## QUOTED PASSAGE
—————

Courtesy of the Globe and Mail. For the full story, click here.

Excerpt:

After consecutive months of “good news” job reports, few Canadians seem to be aware that special employment insurance stimulus measures announced under Canada’s Economic Action Plan will soon fall off a cliff – the same measures that are currently helping to bolster our troubled economy and keeping families’ heads above water.

The Harper government’s 2009 budget EI measures – which, among other adjustments, added five weeks of EI for all claimants – were only intended to be temporary. After Sept. 11, all new EI claims will be excluded from these extensions. Also terminating shortly after will be the highly successful pilot projects that boost benefits for eligible workers. Other measures such as EI Work Sharing and EI training benefits have already been curtailed.

Haunted by the spectre of a double dip recession, it would be a huge mistake to remove fiscal stimulus through EI benefits when we still need economic oxygen to support this fragile recovery.

—————

## DATA LINES
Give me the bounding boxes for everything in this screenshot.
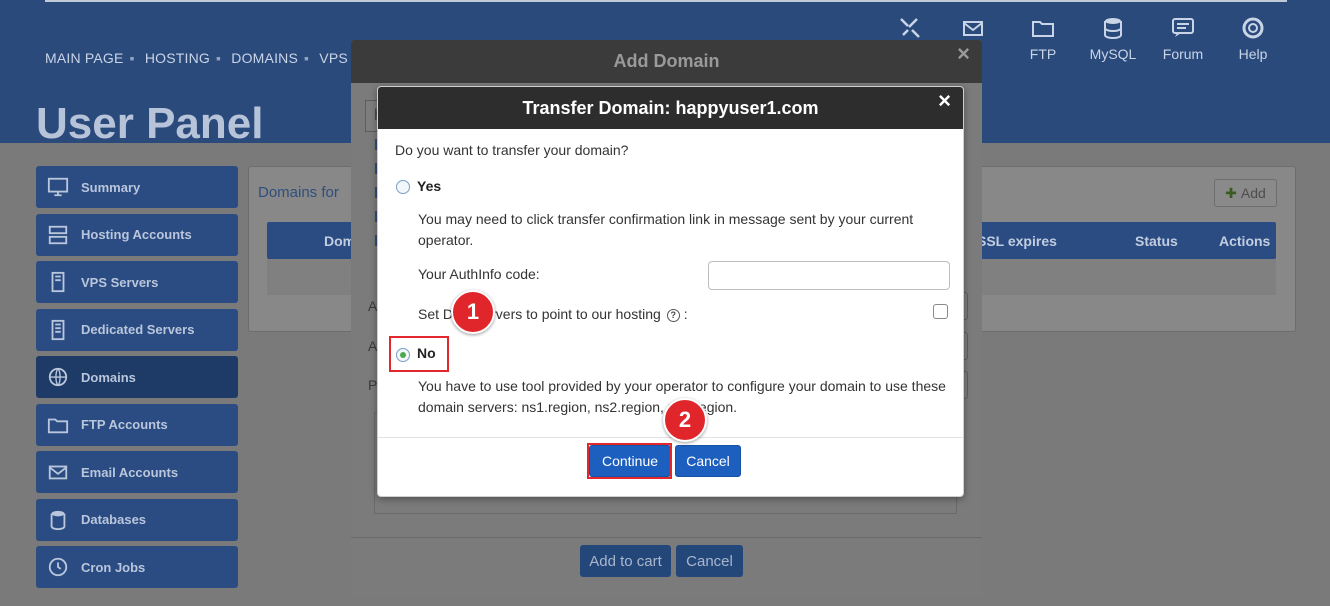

—————

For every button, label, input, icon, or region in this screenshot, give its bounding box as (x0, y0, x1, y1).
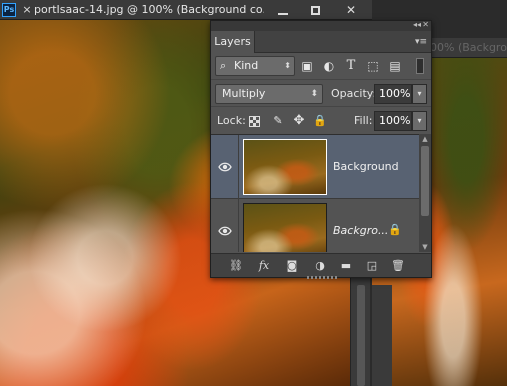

—————

## WHAT THE TASK REQUIRES
Answer these questions from the employment insurance excerpt.
(a) Under what plan were the special EI stimulus measures announced?
(b) How many extra weeks of EI did the 2009 budget add for all claimants?
(c) What does the excerpt call a huge mistake?

## SOLUTION FOR THIS TASK
(a) Canada's Economic Action Plan.
(b) Five weeks.
(c) Removing fiscal stimulus through EI benefits while economic oxygen is still needed to support the fragile recovery.